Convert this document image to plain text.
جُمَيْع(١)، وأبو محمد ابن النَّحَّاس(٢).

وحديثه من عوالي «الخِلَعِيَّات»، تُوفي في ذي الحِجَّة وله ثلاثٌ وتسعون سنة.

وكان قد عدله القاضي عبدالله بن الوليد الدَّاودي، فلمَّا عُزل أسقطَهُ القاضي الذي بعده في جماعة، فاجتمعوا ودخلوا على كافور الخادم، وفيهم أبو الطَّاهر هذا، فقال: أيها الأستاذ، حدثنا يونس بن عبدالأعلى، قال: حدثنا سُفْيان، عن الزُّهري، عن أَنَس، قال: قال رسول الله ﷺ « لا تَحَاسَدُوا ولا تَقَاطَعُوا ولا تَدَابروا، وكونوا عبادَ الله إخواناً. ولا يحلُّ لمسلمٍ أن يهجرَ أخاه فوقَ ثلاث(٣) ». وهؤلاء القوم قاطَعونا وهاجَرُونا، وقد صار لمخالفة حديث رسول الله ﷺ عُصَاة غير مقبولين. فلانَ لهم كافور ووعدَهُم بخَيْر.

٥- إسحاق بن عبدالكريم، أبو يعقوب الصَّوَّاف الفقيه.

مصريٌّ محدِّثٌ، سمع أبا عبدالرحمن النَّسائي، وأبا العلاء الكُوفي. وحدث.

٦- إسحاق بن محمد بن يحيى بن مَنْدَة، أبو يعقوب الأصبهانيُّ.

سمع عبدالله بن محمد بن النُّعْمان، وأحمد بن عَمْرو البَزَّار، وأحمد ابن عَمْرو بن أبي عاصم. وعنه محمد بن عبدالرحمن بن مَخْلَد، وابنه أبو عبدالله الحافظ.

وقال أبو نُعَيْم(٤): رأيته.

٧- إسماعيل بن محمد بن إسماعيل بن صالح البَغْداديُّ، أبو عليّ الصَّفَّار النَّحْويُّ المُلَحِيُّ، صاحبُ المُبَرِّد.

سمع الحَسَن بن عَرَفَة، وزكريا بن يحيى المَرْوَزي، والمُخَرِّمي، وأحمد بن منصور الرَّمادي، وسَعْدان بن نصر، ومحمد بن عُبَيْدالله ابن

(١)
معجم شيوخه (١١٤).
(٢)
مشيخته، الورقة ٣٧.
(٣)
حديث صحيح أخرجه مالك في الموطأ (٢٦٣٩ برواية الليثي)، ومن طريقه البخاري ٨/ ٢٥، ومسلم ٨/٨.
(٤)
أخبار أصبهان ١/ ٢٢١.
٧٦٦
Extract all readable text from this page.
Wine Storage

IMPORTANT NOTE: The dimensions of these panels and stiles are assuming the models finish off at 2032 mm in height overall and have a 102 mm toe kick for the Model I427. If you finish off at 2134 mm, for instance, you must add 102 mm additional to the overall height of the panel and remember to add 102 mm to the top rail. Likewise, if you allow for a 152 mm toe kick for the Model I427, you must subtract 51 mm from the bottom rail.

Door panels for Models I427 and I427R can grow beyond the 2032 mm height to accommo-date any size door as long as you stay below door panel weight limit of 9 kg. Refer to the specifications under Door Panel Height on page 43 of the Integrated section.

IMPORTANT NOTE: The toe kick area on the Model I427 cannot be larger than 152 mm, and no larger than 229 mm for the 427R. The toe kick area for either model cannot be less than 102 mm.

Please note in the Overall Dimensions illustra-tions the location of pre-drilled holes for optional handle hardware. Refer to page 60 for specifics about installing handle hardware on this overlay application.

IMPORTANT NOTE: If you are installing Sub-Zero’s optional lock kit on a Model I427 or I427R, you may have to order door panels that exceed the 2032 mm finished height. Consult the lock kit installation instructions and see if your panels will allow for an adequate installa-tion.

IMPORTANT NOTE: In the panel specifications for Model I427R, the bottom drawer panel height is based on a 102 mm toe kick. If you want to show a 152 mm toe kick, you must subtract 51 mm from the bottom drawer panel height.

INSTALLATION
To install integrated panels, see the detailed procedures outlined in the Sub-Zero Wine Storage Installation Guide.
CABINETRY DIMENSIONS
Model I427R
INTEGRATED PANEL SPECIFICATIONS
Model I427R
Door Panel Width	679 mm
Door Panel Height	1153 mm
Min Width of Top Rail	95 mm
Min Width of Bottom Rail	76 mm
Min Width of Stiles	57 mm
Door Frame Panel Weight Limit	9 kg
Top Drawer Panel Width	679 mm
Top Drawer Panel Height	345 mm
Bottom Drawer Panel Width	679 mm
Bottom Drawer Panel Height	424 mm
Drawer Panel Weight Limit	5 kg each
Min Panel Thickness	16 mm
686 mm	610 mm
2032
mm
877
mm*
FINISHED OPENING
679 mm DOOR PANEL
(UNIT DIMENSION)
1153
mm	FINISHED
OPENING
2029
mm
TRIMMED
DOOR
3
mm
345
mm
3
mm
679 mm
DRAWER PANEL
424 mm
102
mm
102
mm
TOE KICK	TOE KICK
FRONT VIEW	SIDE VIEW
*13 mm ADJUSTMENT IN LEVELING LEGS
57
════
In the listing above, find the lines holding the word "allow" and copy them.

IMPORTANT NOTE: The dimensions of these panels and stiles are assuming the models finish off at 2032 mm in height overall and have a 102 mm toe kick for the Model I427. If you finish off at 2134 mm, for instance, you must add 102 mm additional to the overall height of the panel and remember to add 102 mm to the top rail. Likewise, if you allow for a 152 mm toe kick for the Model I427, you must subtract 51 mm from the bottom rail.
IMPORTANT NOTE: If you are installing Sub-Zero’s optional lock kit on a Model I427 or I427R, you may have to order door panels that exceed the 2032 mm finished height. Consult the lock kit installation instructions and see if your panels will allow for an adequate installa-tion.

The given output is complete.